== THE PROBLEM ==
Copy the data precisely, character for character, and leave out every picture.

== RECORD EXCERPTS ==
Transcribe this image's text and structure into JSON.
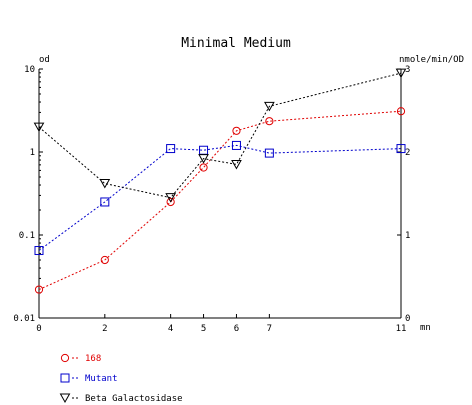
{
  "chart_data": {
    "type": "line",
    "title": "Minimal Medium",
    "y_left_unit": "od",
    "y_right_unit": "nmole/min/OD",
    "x_unit": "mn",
    "x_ticks": [
      "0",
      "2",
      "4",
      "5",
      "6",
      "7",
      "11"
    ],
    "y_left_ticks": [
      "10",
      "1",
      "0.1",
      "0.01"
    ],
    "y_right_ticks": [
      "3",
      "2",
      "1",
      "0"
    ],
    "xlim": [
      0,
      11
    ],
    "y_left_scale": "log",
    "y_left_lim": [
      0.01,
      10
    ],
    "y_right_lim": [
      0,
      3
    ],
    "grid": false,
    "legend_position": "bottom-left",
    "series": [
      {
        "name": "168",
        "axis": "left",
        "color": "#e00000",
        "marker": "circle",
        "x": [
          0,
          2,
          4,
          5,
          6,
          7,
          11
        ],
        "y": [
          0.022,
          0.05,
          0.25,
          0.65,
          1.8,
          2.35,
          3.1
        ]
      },
      {
        "name": "Mutant",
        "axis": "left",
        "color": "#0000cc",
        "marker": "square",
        "x": [
          0,
          2,
          4,
          5,
          6,
          7,
          11
        ],
        "y": [
          0.065,
          0.25,
          1.1,
          1.05,
          1.2,
          0.97,
          1.1
        ]
      },
      {
        "name": "Beta Galactosidase",
        "axis": "right",
        "color": "#000000",
        "marker": "triangle-down",
        "x": [
          0,
          2,
          4,
          5,
          6,
          7,
          11
        ],
        "y": [
          2.3,
          1.62,
          1.45,
          1.92,
          1.85,
          2.55,
          2.95
        ]
      }
    ]
  }
}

== REPLY TO THE TASK ==
Transcribe this image's text and structure into JSON.
{
  "chart_data": {
    "type": "line",
    "title": "Minimal Medium",
    "y_left_unit": "od",
    "y_right_unit": "nmole/min/OD",
    "x_unit": "mn",
    "x_ticks": [
      "0",
      "2",
      "4",
      "5",
      "6",
      "7",
      "11"
    ],
    "y_left_ticks": [
      "10",
      "1",
      "0.1",
      "0.01"
    ],
    "y_right_ticks": [
      "3",
      "2",
      "1",
      "0"
    ],
    "xlim": [
      0,
      11
    ],
    "y_left_scale": "log",
    "y_left_lim": [
      0.01,
      10
    ],
    "y_right_lim": [
      0,
      3
    ],
    "grid": false,
    "legend_position": "bottom-left",
    "series": [
      {
        "name": "168",
        "axis": "left",
        "color": "#e00000",
        "marker": "circle",
        "x": [
          0,
          2,
          4,
          5,
          6,
          7,
          11
        ],
        "y": [
          0.022,
          0.05,
          0.25,
          0.65,
          1.8,
          2.35,
          3.1
        ]
      },
      {
        "name": "Mutant",
        "axis": "left",
        "color": "#0000cc",
        "marker": "square",
        "x": [
          0,
          2,
          4,
          5,
          6,
          7,
          11
        ],
        "y": [
          0.065,
          0.25,
          1.1,
          1.05,
          1.2,
          0.97,
          1.1
        ]
      },
      {
        "name": "Beta Galactosidase",
        "axis": "right",
        "color": "#000000",
        "marker": "triangle-down",
        "x": [
          0,
          2,
          4,
          5,
          6,
          7,
          11
        ],
        "y": [
          2.3,
          1.62,
          1.45,
          1.92,
          1.85,
          2.55,
          2.95
        ]
      }
    ]
  }
}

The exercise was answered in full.